[Start of Records for the exercise]

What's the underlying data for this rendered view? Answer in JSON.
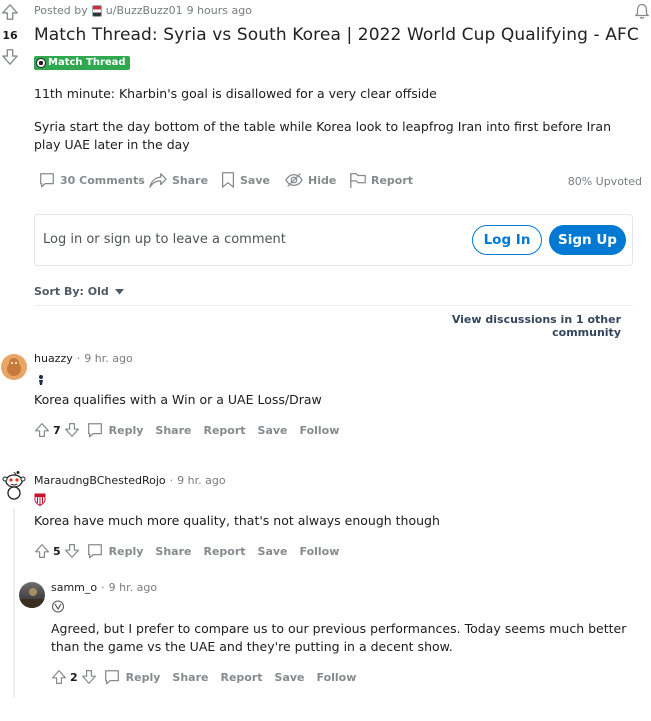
{
  "post": {
    "score": "16",
    "posted_by_prefix": "Posted by",
    "author": "u/BuzzBuzz01",
    "time": "9 hours ago",
    "title": "Match Thread: Syria vs South Korea | 2022 World Cup Qualifying - AFC",
    "flair": "Match Thread",
    "paragraphs": [
      "11th minute: Kharbin's goal is disallowed for a very clear offside",
      "Syria start the day bottom of the table while Korea look to leapfrog Iran into first before Iran play UAE later in the day"
    ],
    "actions": {
      "comments": "30 Comments",
      "share": "Share",
      "save": "Save",
      "hide": "Hide",
      "report": "Report"
    },
    "upvoted": "80% Upvoted"
  },
  "comment_prompt": {
    "text": "Log in or sign up to leave a comment",
    "login": "Log In",
    "signup": "Sign Up"
  },
  "sort": {
    "label": "Sort By: Old"
  },
  "other_discussions": "View discussions in 1 other community",
  "comment_actions": {
    "reply": "Reply",
    "share": "Share",
    "report": "Report",
    "save": "Save",
    "follow": "Follow"
  },
  "comments": [
    {
      "user": "huazzy",
      "time": "9 hr. ago",
      "text": "Korea qualifies with a Win or a UAE Loss/Draw",
      "score": "7"
    },
    {
      "user": "MaraudngBChestedRojo",
      "time": "9 hr. ago",
      "text": "Korea have much more quality, that's not always enough though",
      "score": "5"
    },
    {
      "user": "samm_o",
      "time": "9 hr. ago",
      "text": "Agreed, but I prefer to compare us to our previous performances. Today seems much better than the game vs the UAE and they're putting in a decent show.",
      "score": "2"
    }
  ],
  "separator": "·",
  "colors": {
    "accent": "#0079d3",
    "flair": "#2fa84f",
    "muted": "#878a8c"
  }
}
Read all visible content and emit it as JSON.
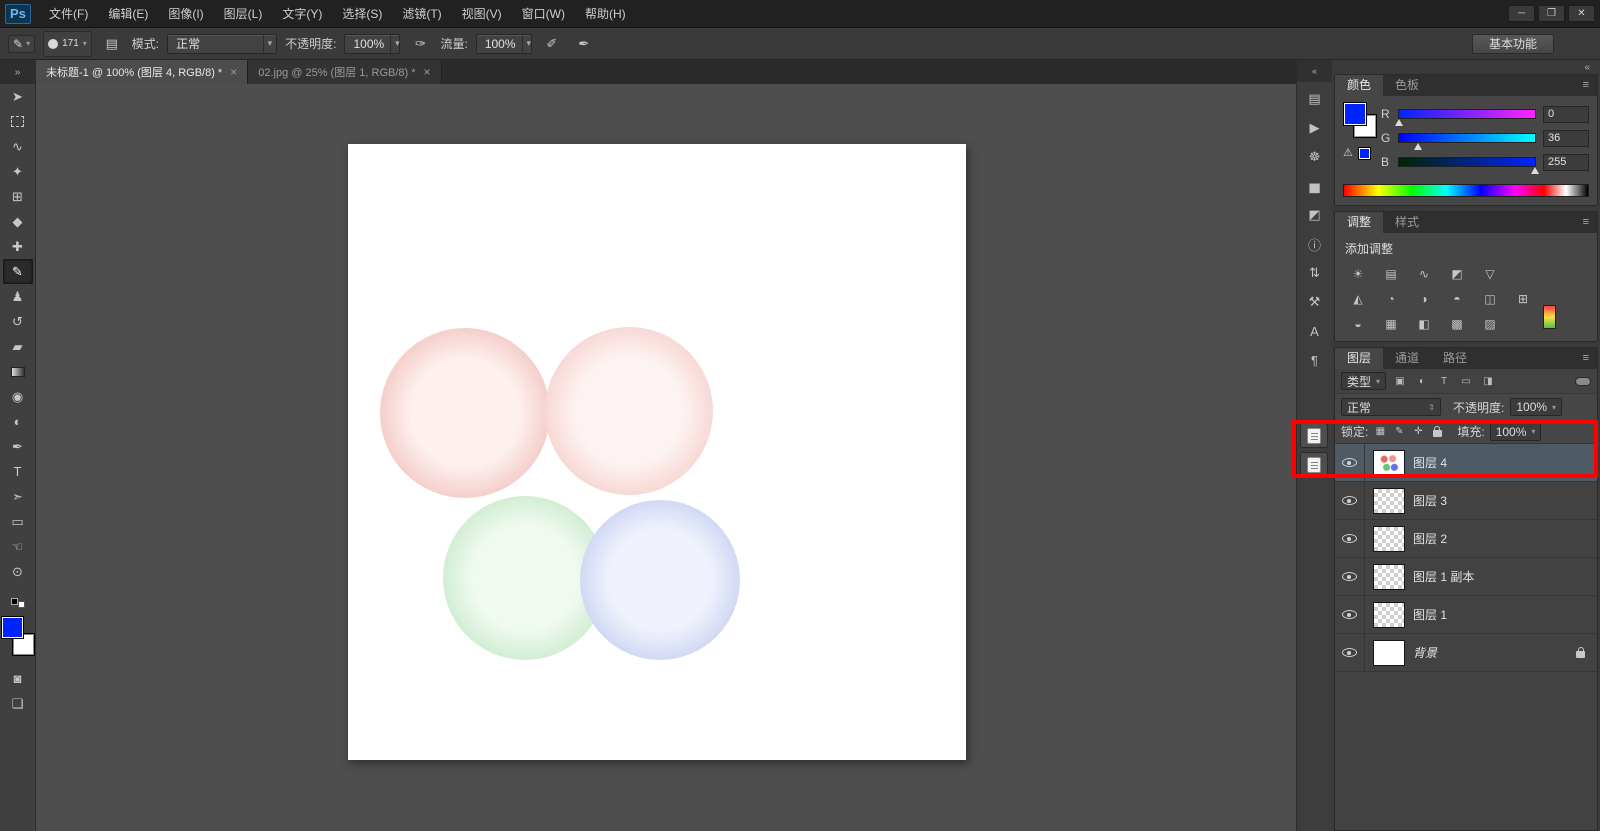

[End of Records for the exercise]

:: Required task ::
Copy every line in the records above that contains the word "Syria".

:: Answer ::
    "title": "Match Thread: Syria vs South Korea | 2022 World Cup Qualifying - AFC",
      "Syria start the day bottom of the table while Korea look to leapfrog Iran into first before Iran play UAE later in the day"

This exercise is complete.